* [What is asked]
Write out every entry word for word.

------

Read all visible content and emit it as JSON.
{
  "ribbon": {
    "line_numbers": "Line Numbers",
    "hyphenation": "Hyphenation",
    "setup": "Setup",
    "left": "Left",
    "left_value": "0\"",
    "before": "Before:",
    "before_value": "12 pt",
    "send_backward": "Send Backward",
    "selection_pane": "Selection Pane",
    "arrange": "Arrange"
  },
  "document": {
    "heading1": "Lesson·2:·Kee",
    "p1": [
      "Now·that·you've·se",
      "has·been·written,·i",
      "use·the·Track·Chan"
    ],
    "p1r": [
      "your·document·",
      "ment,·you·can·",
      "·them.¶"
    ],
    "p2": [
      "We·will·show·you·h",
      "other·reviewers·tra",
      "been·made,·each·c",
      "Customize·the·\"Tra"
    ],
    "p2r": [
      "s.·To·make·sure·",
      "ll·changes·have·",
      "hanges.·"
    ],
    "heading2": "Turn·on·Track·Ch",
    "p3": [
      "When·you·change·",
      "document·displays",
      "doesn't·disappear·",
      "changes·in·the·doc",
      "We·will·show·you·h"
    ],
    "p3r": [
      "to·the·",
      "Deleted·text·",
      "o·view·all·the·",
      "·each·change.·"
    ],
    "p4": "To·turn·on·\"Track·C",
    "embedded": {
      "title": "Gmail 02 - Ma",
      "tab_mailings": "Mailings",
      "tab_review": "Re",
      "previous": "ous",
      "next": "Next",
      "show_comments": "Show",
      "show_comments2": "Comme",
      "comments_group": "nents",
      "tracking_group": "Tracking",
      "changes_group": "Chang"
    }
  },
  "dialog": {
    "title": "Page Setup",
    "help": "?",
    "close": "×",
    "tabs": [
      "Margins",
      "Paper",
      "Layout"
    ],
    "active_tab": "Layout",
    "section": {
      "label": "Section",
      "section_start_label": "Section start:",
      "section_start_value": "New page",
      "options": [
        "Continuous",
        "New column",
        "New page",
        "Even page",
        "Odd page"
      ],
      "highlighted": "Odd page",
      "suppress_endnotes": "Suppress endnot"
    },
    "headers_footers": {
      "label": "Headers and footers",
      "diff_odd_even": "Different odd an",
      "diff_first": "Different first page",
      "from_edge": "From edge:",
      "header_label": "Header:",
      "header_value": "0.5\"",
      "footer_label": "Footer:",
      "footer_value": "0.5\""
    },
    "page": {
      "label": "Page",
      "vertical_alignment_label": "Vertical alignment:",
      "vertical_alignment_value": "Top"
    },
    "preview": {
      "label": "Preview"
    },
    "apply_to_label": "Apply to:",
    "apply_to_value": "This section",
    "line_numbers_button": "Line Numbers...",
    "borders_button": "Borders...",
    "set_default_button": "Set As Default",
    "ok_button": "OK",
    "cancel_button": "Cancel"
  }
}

------

* [Solved problem]
Read all visible content and emit it as JSON.
{
  "ribbon": {
    "line_numbers": "Line Numbers",
    "hyphenation": "Hyphenation",
    "setup": "Setup",
    "left": "Left",
    "left_value": "0\"",
    "before": "Before:",
    "before_value": "12 pt",
    "send_backward": "Send Backward",
    "selection_pane": "Selection Pane",
    "arrange": "Arrange"
  },
  "document": {
    "heading1": "Lesson·2:·Kee",
    "p1": [
      "Now·that·you've·se",
      "has·been·written,·i",
      "use·the·Track·Chan"
    ],
    "p1r": [
      "your·document·",
      "ment,·you·can·",
      "·them.¶"
    ],
    "p2": [
      "We·will·show·you·h",
      "other·reviewers·tra",
      "been·made,·each·c",
      "Customize·the·\"Tra"
    ],
    "p2r": [
      "s.·To·make·sure·",
      "ll·changes·have·",
      "hanges.·"
    ],
    "heading2": "Turn·on·Track·Ch",
    "p3": [
      "When·you·change·",
      "document·displays",
      "doesn't·disappear·",
      "changes·in·the·doc",
      "We·will·show·you·h"
    ],
    "p3r": [
      "to·the·",
      "Deleted·text·",
      "o·view·all·the·",
      "·each·change.·"
    ],
    "p4": "To·turn·on·\"Track·C",
    "embedded": {
      "title": "Gmail 02 - Ma",
      "tab_mailings": "Mailings",
      "tab_review": "Re",
      "previous": "ous",
      "next": "Next",
      "show_comments": "Show",
      "show_comments2": "Comme",
      "comments_group": "nents",
      "tracking_group": "Tracking",
      "changes_group": "Chang"
    }
  },
  "dialog": {
    "title": "Page Setup",
    "help": "?",
    "close": "×",
    "tabs": [
      "Margins",
      "Paper",
      "Layout"
    ],
    "active_tab": "Layout",
    "section": {
      "label": "Section",
      "section_start_label": "Section start:",
      "section_start_value": "New page",
      "options": [
        "Continuous",
        "New column",
        "New page",
        "Even page",
        "Odd page"
      ],
      "highlighted": "Odd page",
      "suppress_endnotes": "Suppress endnot"
    },
    "headers_footers": {
      "label": "Headers and footers",
      "diff_odd_even": "Different odd an",
      "diff_first": "Different first page",
      "from_edge": "From edge:",
      "header_label": "Header:",
      "header_value": "0.5\"",
      "footer_label": "Footer:",
      "footer_value": "0.5\""
    },
    "page": {
      "label": "Page",
      "vertical_alignment_label": "Vertical alignment:",
      "vertical_alignment_value": "Top"
    },
    "preview": {
      "label": "Preview"
    },
    "apply_to_label": "Apply to:",
    "apply_to_value": "This section",
    "line_numbers_button": "Line Numbers...",
    "borders_button": "Borders...",
    "set_default_button": "Set As Default",
    "ok_button": "OK",
    "cancel_button": "Cancel"
  }
}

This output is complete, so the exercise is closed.